**What to work on**
Write out each record below exactly as it appears, with no pictures.

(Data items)
§ §
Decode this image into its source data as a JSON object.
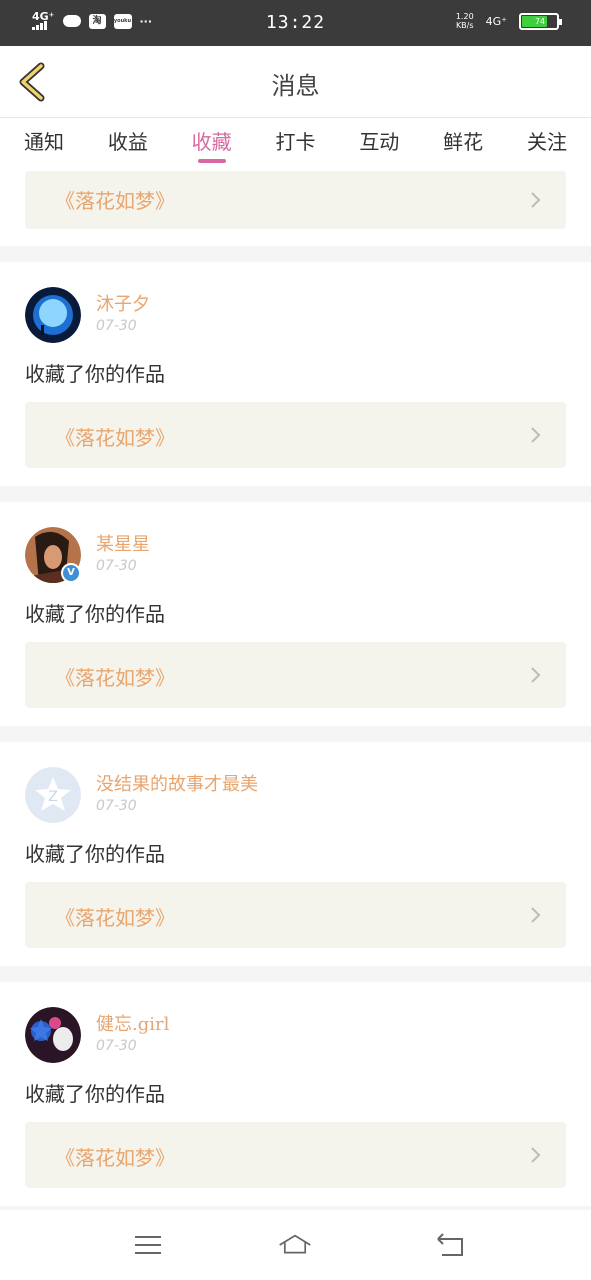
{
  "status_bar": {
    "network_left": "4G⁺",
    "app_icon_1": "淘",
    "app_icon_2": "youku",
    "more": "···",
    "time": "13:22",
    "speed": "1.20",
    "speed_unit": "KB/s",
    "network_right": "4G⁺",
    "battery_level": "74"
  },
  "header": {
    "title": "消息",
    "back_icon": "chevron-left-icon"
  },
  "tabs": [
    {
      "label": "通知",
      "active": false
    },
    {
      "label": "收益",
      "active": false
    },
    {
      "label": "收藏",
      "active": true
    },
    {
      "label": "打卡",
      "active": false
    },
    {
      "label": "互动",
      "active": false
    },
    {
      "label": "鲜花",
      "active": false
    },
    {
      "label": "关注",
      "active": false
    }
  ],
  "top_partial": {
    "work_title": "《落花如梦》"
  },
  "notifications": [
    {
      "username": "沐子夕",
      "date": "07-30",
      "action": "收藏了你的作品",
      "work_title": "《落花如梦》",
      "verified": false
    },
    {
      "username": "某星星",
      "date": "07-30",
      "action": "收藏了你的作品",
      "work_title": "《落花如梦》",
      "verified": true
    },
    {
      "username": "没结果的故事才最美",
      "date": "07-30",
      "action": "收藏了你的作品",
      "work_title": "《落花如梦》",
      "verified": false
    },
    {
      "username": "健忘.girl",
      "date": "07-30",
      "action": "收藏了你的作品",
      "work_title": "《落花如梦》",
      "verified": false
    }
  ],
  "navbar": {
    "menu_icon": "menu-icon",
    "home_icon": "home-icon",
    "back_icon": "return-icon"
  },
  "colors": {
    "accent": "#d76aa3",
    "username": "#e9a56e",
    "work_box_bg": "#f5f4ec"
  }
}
§ §
**Answer in full**
Decode this image into its source data as a JSON object.
{
  "status_bar": {
    "network_left": "4G⁺",
    "app_icon_1": "淘",
    "app_icon_2": "youku",
    "more": "···",
    "time": "13:22",
    "speed": "1.20",
    "speed_unit": "KB/s",
    "network_right": "4G⁺",
    "battery_level": "74"
  },
  "header": {
    "title": "消息",
    "back_icon": "chevron-left-icon"
  },
  "tabs": [
    {
      "label": "通知",
      "active": false
    },
    {
      "label": "收益",
      "active": false
    },
    {
      "label": "收藏",
      "active": true
    },
    {
      "label": "打卡",
      "active": false
    },
    {
      "label": "互动",
      "active": false
    },
    {
      "label": "鲜花",
      "active": false
    },
    {
      "label": "关注",
      "active": false
    }
  ],
  "top_partial": {
    "work_title": "《落花如梦》"
  },
  "notifications": [
    {
      "username": "沐子夕",
      "date": "07-30",
      "action": "收藏了你的作品",
      "work_title": "《落花如梦》",
      "verified": false
    },
    {
      "username": "某星星",
      "date": "07-30",
      "action": "收藏了你的作品",
      "work_title": "《落花如梦》",
      "verified": true
    },
    {
      "username": "没结果的故事才最美",
      "date": "07-30",
      "action": "收藏了你的作品",
      "work_title": "《落花如梦》",
      "verified": false
    },
    {
      "username": "健忘.girl",
      "date": "07-30",
      "action": "收藏了你的作品",
      "work_title": "《落花如梦》",
      "verified": false
    }
  ],
  "navbar": {
    "menu_icon": "menu-icon",
    "home_icon": "home-icon",
    "back_icon": "return-icon"
  },
  "colors": {
    "accent": "#d76aa3",
    "username": "#e9a56e",
    "work_box_bg": "#f5f4ec"
  }
}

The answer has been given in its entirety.